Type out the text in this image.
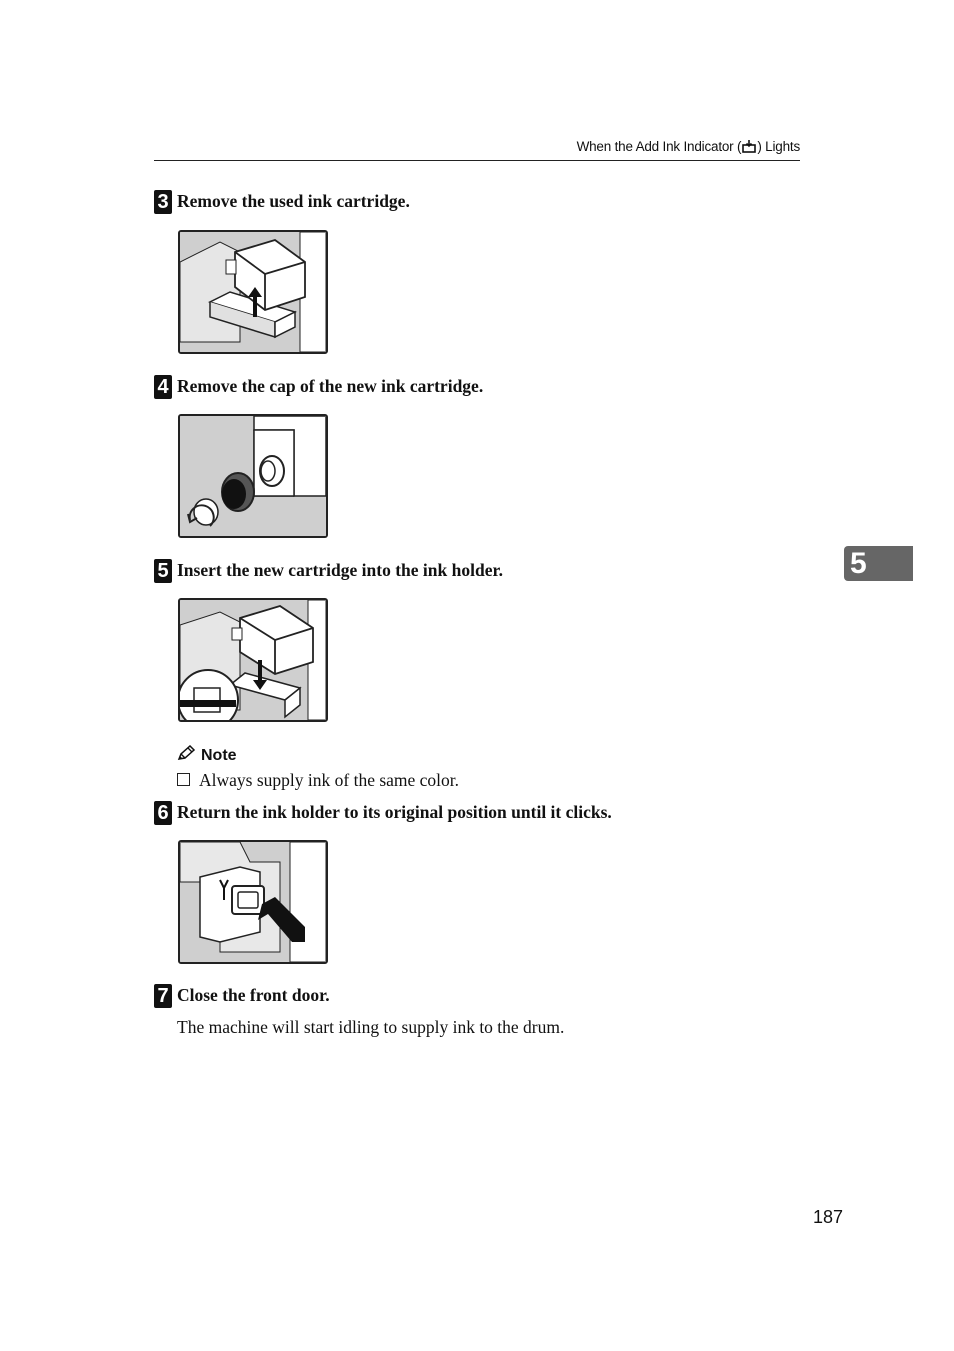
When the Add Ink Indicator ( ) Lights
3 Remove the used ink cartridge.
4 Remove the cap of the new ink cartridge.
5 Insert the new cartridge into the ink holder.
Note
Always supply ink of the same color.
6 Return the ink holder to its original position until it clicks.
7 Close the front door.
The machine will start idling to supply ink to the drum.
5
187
---
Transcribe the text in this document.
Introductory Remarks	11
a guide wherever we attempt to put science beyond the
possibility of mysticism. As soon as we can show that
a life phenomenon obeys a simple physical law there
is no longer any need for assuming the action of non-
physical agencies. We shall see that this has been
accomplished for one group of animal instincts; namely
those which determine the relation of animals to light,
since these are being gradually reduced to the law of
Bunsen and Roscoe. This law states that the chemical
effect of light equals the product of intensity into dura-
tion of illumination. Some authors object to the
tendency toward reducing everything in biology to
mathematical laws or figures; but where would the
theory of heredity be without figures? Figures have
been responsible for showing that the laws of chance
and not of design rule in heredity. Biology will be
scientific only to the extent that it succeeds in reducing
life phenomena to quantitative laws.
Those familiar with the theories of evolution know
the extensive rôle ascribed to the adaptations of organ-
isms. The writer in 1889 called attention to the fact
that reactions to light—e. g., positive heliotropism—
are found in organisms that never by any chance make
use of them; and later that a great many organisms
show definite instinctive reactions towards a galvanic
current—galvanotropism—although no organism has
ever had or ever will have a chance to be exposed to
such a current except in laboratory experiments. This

> [Written exercise]:
Your task is to gather every line with the word "chance" and copy it.

> [Completed exercise]:
been responsible for showing that the laws of chance
are found in organisms that never by any chance make
ever had or ever will have a chance to be exposed to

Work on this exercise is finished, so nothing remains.